Any pictures in the records below should be skipped; write out everything else exactly.

Stored dataset items:
:::

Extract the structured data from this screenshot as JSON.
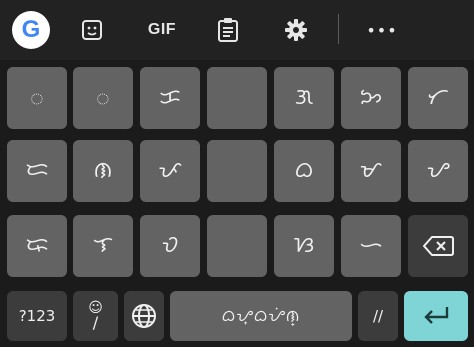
{
  "toolbar": {
    "google_letter": "G",
    "gif_label": "GIF",
    "more_label": "•••",
    "brand_colors": {
      "blue": "#4285F4",
      "red": "#EA4335",
      "yellow": "#FBBC05",
      "green": "#34A853"
    }
  },
  "keyboard": {
    "rows": [
      [
        "ᜀ",
        "ᜀ",
        "ᜃ",
        "",
        "ᜄ",
        "ᜅ",
        "ᜆ"
      ],
      [
        "ᜇ",
        "ᜈ",
        "ᜉ",
        "",
        "ᜊ",
        "ᜋ",
        "ᜌ"
      ],
      [
        "ᜍ",
        "ᜎ",
        "ᜏ",
        "",
        "ᜐ",
        "ᜑ"
      ]
    ],
    "symbols_label": "?123",
    "emoji_top": "☺",
    "emoji_bottom": "/",
    "space_label": "ᜊᜌ᜔ᜊᜌᜒᜈ᜔",
    "slash_label": "//",
    "enter_symbol": "↵",
    "colors": {
      "key": "#636363",
      "key_dark": "#3c3c3c",
      "enter": "#7fd4d6",
      "background": "#1b1b1b"
    }
  }
}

:::

*WORKED ANSWER*
Extract the structured data from this screenshot as JSON.
{
  "toolbar": {
    "google_letter": "G",
    "gif_label": "GIF",
    "more_label": "•••",
    "brand_colors": {
      "blue": "#4285F4",
      "red": "#EA4335",
      "yellow": "#FBBC05",
      "green": "#34A853"
    }
  },
  "keyboard": {
    "rows": [
      [
        "ᜀ",
        "ᜀ",
        "ᜃ",
        "",
        "ᜄ",
        "ᜅ",
        "ᜆ"
      ],
      [
        "ᜇ",
        "ᜈ",
        "ᜉ",
        "",
        "ᜊ",
        "ᜋ",
        "ᜌ"
      ],
      [
        "ᜍ",
        "ᜎ",
        "ᜏ",
        "",
        "ᜐ",
        "ᜑ"
      ]
    ],
    "symbols_label": "?123",
    "emoji_top": "☺",
    "emoji_bottom": "/",
    "space_label": "ᜊᜌ᜔ᜊᜌᜒᜈ᜔",
    "slash_label": "//",
    "enter_symbol": "↵",
    "colors": {
      "key": "#636363",
      "key_dark": "#3c3c3c",
      "enter": "#7fd4d6",
      "background": "#1b1b1b"
    }
  }
}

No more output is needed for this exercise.